* [Extracted data]
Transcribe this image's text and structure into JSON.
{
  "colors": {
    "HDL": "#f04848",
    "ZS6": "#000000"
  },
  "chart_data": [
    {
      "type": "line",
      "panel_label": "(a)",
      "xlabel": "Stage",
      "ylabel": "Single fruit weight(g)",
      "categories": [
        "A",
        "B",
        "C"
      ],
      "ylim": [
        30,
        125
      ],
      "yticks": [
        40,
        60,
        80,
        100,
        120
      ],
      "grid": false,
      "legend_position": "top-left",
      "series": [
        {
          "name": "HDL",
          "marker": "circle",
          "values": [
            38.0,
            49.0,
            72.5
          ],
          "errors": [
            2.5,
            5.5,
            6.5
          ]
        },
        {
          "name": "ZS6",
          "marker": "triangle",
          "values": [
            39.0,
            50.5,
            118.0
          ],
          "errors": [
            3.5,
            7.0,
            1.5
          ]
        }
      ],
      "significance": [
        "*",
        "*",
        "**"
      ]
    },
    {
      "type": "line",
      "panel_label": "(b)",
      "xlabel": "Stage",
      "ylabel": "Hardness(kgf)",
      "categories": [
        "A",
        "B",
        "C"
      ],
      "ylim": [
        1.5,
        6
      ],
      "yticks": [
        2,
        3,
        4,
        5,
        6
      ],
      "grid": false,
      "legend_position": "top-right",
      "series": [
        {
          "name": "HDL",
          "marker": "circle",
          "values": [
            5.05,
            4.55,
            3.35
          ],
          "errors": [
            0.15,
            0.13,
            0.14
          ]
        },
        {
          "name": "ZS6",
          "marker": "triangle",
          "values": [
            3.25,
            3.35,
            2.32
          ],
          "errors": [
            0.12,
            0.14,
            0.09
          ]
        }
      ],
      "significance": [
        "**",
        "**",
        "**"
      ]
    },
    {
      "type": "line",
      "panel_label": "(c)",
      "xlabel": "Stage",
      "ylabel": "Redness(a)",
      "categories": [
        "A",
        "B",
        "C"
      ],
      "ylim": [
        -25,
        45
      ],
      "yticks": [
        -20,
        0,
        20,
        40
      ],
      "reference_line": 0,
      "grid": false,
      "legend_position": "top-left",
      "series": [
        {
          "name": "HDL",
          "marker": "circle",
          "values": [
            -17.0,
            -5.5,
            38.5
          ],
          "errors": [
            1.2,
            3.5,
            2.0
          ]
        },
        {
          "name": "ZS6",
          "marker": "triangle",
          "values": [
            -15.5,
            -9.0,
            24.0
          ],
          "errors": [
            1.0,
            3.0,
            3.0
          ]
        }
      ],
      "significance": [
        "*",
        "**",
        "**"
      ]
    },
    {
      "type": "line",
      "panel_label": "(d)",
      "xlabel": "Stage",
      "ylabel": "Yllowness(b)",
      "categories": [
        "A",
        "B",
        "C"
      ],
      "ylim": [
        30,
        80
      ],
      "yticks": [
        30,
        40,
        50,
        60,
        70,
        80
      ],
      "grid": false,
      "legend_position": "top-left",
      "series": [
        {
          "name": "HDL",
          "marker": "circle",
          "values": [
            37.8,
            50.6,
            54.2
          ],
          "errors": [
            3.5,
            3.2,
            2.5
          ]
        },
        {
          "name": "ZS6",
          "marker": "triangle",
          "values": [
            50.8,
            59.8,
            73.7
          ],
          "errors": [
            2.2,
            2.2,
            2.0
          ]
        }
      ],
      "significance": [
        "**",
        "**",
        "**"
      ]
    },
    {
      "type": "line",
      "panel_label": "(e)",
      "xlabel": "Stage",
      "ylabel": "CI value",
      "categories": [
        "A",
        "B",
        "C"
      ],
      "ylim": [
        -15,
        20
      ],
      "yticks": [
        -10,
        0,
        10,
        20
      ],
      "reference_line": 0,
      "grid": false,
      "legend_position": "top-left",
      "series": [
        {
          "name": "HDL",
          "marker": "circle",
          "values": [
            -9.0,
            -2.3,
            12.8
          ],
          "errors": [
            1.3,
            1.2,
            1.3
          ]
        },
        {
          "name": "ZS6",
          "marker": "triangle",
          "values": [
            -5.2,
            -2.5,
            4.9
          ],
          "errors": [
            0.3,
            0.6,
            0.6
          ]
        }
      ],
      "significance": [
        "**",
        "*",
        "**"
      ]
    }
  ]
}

* [Stated exercise] Write out every record shown above, word for word.

* [Output below]
Transcribe this image's text and structure into JSON.
{
  "colors": {
    "HDL": "#f04848",
    "ZS6": "#000000"
  },
  "chart_data": [
    {
      "type": "line",
      "panel_label": "(a)",
      "xlabel": "Stage",
      "ylabel": "Single fruit weight(g)",
      "categories": [
        "A",
        "B",
        "C"
      ],
      "ylim": [
        30,
        125
      ],
      "yticks": [
        40,
        60,
        80,
        100,
        120
      ],
      "grid": false,
      "legend_position": "top-left",
      "series": [
        {
          "name": "HDL",
          "marker": "circle",
          "values": [
            38.0,
            49.0,
            72.5
          ],
          "errors": [
            2.5,
            5.5,
            6.5
          ]
        },
        {
          "name": "ZS6",
          "marker": "triangle",
          "values": [
            39.0,
            50.5,
            118.0
          ],
          "errors": [
            3.5,
            7.0,
            1.5
          ]
        }
      ],
      "significance": [
        "*",
        "*",
        "**"
      ]
    },
    {
      "type": "line",
      "panel_label": "(b)",
      "xlabel": "Stage",
      "ylabel": "Hardness(kgf)",
      "categories": [
        "A",
        "B",
        "C"
      ],
      "ylim": [
        1.5,
        6
      ],
      "yticks": [
        2,
        3,
        4,
        5,
        6
      ],
      "grid": false,
      "legend_position": "top-right",
      "series": [
        {
          "name": "HDL",
          "marker": "circle",
          "values": [
            5.05,
            4.55,
            3.35
          ],
          "errors": [
            0.15,
            0.13,
            0.14
          ]
        },
        {
          "name": "ZS6",
          "marker": "triangle",
          "values": [
            3.25,
            3.35,
            2.32
          ],
          "errors": [
            0.12,
            0.14,
            0.09
          ]
        }
      ],
      "significance": [
        "**",
        "**",
        "**"
      ]
    },
    {
      "type": "line",
      "panel_label": "(c)",
      "xlabel": "Stage",
      "ylabel": "Redness(a)",
      "categories": [
        "A",
        "B",
        "C"
      ],
      "ylim": [
        -25,
        45
      ],
      "yticks": [
        -20,
        0,
        20,
        40
      ],
      "reference_line": 0,
      "grid": false,
      "legend_position": "top-left",
      "series": [
        {
          "name": "HDL",
          "marker": "circle",
          "values": [
            -17.0,
            -5.5,
            38.5
          ],
          "errors": [
            1.2,
            3.5,
            2.0
          ]
        },
        {
          "name": "ZS6",
          "marker": "triangle",
          "values": [
            -15.5,
            -9.0,
            24.0
          ],
          "errors": [
            1.0,
            3.0,
            3.0
          ]
        }
      ],
      "significance": [
        "*",
        "**",
        "**"
      ]
    },
    {
      "type": "line",
      "panel_label": "(d)",
      "xlabel": "Stage",
      "ylabel": "Yllowness(b)",
      "categories": [
        "A",
        "B",
        "C"
      ],
      "ylim": [
        30,
        80
      ],
      "yticks": [
        30,
        40,
        50,
        60,
        70,
        80
      ],
      "grid": false,
      "legend_position": "top-left",
      "series": [
        {
          "name": "HDL",
          "marker": "circle",
          "values": [
            37.8,
            50.6,
            54.2
          ],
          "errors": [
            3.5,
            3.2,
            2.5
          ]
        },
        {
          "name": "ZS6",
          "marker": "triangle",
          "values": [
            50.8,
            59.8,
            73.7
          ],
          "errors": [
            2.2,
            2.2,
            2.0
          ]
        }
      ],
      "significance": [
        "**",
        "**",
        "**"
      ]
    },
    {
      "type": "line",
      "panel_label": "(e)",
      "xlabel": "Stage",
      "ylabel": "CI value",
      "categories": [
        "A",
        "B",
        "C"
      ],
      "ylim": [
        -15,
        20
      ],
      "yticks": [
        -10,
        0,
        10,
        20
      ],
      "reference_line": 0,
      "grid": false,
      "legend_position": "top-left",
      "series": [
        {
          "name": "HDL",
          "marker": "circle",
          "values": [
            -9.0,
            -2.3,
            12.8
          ],
          "errors": [
            1.3,
            1.2,
            1.3
          ]
        },
        {
          "name": "ZS6",
          "marker": "triangle",
          "values": [
            -5.2,
            -2.5,
            4.9
          ],
          "errors": [
            0.3,
            0.6,
            0.6
          ]
        }
      ],
      "significance": [
        "**",
        "*",
        "**"
      ]
    }
  ]
}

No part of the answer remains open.